## YOUR INSTRUCTIONS
From the listing below, pull each line that includes "name".

--- START ---

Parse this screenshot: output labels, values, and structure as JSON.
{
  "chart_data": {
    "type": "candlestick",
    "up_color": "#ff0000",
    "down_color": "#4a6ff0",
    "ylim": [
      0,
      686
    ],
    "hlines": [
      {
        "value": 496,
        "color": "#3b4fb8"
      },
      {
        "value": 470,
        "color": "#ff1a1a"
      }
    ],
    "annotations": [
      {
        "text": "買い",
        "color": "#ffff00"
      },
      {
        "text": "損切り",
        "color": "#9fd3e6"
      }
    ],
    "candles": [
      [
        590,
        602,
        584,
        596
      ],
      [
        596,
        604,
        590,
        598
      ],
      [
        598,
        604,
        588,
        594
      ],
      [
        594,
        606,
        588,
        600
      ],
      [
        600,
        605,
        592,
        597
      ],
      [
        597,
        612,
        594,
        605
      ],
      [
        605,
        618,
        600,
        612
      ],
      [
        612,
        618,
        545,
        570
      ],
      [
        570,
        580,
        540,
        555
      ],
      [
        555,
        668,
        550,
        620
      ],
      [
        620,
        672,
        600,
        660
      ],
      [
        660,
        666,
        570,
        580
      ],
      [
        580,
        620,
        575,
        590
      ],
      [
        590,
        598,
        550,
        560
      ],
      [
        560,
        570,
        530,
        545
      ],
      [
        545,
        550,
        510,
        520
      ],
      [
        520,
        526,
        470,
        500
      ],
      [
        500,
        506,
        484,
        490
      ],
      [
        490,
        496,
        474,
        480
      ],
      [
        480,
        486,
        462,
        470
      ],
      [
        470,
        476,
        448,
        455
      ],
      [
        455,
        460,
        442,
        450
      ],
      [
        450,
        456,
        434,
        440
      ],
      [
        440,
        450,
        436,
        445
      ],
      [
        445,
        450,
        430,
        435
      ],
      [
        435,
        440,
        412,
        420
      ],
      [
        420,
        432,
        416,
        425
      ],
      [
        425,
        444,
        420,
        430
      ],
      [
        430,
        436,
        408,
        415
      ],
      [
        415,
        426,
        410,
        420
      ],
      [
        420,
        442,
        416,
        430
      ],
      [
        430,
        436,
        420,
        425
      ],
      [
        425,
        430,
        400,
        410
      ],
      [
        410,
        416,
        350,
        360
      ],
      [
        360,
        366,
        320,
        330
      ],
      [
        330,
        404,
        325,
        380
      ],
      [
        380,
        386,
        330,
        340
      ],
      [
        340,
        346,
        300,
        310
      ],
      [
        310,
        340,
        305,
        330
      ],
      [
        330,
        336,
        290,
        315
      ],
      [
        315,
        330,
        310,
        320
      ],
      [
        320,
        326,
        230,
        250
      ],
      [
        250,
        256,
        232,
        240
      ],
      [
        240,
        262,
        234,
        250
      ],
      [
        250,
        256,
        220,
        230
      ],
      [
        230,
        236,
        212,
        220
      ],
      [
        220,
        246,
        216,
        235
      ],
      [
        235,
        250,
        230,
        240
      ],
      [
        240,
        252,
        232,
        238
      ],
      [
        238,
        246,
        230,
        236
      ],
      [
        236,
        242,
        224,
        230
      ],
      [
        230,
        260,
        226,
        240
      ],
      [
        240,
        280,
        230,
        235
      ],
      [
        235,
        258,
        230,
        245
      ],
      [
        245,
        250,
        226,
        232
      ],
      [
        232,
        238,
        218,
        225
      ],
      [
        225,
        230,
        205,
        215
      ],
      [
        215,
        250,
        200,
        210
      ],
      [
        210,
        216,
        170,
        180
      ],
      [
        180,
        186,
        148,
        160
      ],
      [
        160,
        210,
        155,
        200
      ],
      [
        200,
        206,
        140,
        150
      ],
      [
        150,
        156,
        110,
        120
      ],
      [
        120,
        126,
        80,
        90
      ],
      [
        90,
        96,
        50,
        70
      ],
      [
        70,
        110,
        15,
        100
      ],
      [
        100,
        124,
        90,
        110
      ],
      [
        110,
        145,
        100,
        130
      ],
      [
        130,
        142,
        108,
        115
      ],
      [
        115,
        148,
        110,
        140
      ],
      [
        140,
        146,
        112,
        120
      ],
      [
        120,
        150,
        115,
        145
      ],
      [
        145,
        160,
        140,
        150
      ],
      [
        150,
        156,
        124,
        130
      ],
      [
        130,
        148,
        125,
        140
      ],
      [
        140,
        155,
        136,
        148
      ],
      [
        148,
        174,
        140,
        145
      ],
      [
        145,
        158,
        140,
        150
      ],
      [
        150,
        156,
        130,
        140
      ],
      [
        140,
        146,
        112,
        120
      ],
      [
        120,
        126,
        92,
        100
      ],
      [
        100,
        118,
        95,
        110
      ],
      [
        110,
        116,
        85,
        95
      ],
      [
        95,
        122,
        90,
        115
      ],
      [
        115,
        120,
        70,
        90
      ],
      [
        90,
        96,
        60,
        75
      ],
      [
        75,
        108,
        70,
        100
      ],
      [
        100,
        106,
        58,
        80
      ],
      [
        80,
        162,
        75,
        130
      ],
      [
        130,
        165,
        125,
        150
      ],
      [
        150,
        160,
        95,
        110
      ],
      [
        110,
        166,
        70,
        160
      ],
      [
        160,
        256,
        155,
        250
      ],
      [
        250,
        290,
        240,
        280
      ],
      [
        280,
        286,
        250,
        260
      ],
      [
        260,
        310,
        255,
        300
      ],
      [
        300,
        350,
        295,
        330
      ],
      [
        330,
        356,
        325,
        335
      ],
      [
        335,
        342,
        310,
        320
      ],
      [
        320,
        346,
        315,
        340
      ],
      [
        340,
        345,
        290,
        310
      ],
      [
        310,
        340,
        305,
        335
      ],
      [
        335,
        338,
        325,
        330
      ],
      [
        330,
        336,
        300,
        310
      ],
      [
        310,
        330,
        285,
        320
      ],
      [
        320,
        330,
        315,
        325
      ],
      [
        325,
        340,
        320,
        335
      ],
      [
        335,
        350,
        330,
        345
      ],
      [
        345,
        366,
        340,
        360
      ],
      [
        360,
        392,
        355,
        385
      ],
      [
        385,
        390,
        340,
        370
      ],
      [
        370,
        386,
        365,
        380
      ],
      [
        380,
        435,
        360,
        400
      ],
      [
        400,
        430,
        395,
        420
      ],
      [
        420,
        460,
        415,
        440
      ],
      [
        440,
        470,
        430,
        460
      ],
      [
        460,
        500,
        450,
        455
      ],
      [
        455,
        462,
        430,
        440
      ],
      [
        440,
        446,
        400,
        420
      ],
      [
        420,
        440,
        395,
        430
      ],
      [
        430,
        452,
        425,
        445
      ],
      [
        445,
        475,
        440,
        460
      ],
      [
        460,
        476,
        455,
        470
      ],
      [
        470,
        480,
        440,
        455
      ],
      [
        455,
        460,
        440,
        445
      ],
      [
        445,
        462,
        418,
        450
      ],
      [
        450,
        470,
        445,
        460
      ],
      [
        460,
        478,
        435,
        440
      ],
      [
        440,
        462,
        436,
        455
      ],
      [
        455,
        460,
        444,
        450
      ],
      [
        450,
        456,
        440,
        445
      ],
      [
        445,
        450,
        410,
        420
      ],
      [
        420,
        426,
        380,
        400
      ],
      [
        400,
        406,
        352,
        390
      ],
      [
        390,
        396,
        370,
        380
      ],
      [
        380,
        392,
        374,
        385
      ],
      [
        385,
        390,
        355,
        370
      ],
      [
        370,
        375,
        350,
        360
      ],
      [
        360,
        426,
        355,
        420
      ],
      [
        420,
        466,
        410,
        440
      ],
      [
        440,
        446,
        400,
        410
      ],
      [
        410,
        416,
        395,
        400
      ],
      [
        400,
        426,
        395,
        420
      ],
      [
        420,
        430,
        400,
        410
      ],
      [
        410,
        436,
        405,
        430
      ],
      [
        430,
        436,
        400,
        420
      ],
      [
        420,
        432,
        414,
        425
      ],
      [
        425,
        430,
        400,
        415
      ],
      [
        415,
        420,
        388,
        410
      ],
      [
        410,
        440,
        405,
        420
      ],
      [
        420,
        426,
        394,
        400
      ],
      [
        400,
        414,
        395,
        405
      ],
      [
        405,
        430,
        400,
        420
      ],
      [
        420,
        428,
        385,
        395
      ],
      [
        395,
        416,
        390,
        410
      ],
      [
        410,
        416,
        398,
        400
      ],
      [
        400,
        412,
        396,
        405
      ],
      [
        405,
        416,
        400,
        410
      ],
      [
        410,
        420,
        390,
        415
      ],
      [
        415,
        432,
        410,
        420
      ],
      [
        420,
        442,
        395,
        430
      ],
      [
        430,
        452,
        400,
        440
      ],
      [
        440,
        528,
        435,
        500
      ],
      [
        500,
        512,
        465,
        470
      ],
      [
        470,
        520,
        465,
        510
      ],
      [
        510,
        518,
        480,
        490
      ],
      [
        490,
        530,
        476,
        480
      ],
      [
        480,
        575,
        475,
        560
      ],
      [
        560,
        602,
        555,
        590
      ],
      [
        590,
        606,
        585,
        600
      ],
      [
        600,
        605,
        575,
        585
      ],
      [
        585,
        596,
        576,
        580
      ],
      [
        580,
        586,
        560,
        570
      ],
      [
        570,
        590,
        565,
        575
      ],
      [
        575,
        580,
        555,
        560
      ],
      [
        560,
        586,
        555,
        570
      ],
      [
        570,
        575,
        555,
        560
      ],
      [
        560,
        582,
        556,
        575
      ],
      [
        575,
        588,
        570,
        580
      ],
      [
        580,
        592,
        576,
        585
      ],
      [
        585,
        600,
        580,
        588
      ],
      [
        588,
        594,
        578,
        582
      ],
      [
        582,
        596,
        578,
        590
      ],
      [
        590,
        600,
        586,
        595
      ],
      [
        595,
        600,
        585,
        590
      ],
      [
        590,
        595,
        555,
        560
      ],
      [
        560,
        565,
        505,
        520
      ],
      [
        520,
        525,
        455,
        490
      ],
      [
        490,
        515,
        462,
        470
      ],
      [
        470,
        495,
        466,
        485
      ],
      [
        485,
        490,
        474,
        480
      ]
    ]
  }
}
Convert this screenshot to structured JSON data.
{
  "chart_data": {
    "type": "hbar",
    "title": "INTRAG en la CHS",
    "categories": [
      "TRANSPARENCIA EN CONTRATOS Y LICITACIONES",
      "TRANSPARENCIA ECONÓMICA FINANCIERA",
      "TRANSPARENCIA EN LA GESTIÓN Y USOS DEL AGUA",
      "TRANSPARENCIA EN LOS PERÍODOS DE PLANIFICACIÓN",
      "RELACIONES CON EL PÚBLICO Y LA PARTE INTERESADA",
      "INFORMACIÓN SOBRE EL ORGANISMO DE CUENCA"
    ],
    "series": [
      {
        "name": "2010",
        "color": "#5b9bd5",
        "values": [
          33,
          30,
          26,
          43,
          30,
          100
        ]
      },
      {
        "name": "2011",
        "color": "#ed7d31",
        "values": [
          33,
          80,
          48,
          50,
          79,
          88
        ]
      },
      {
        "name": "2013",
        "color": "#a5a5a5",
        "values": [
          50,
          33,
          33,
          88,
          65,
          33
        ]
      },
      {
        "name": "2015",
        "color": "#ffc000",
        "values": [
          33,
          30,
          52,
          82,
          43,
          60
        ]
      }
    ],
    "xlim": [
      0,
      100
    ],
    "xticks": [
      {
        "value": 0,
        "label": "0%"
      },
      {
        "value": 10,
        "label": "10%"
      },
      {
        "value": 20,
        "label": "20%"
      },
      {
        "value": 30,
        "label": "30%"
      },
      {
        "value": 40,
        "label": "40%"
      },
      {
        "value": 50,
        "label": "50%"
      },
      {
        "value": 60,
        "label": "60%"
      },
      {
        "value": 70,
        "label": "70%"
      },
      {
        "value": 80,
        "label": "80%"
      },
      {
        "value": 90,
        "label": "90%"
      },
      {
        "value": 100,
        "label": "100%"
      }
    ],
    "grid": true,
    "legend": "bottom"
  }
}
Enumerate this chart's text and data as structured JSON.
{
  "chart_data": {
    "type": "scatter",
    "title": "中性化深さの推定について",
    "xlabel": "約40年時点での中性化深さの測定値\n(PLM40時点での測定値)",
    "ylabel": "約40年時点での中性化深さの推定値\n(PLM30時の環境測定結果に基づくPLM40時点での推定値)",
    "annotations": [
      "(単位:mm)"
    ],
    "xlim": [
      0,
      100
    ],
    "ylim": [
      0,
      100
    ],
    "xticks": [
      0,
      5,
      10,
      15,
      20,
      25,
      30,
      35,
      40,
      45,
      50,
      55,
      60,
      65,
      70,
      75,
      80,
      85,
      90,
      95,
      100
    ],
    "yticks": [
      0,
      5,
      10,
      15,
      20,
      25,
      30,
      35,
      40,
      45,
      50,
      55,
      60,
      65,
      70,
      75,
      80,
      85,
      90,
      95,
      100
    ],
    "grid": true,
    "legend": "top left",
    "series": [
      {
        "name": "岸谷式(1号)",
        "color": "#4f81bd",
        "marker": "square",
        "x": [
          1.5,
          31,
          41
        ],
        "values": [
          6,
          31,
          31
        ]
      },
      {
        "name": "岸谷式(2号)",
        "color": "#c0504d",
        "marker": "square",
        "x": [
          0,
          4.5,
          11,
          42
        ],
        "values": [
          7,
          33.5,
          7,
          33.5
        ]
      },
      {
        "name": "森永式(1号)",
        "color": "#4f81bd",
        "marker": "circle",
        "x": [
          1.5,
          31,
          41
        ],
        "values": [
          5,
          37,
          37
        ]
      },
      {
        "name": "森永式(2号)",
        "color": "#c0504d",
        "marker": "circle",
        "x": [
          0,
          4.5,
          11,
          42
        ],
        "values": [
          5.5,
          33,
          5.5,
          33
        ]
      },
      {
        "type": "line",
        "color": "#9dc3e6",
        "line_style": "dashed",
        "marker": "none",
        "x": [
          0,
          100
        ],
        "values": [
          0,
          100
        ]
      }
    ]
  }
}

--- END ---

## RESPONSE
        "name": "2010",
        "name": "2011",
        "name": "2013",
        "name": "2015",
        "name": "岸谷式(1号)",
        "name": "岸谷式(2号)",
        "name": "森永式(1号)",
        "name": "森永式(2号)",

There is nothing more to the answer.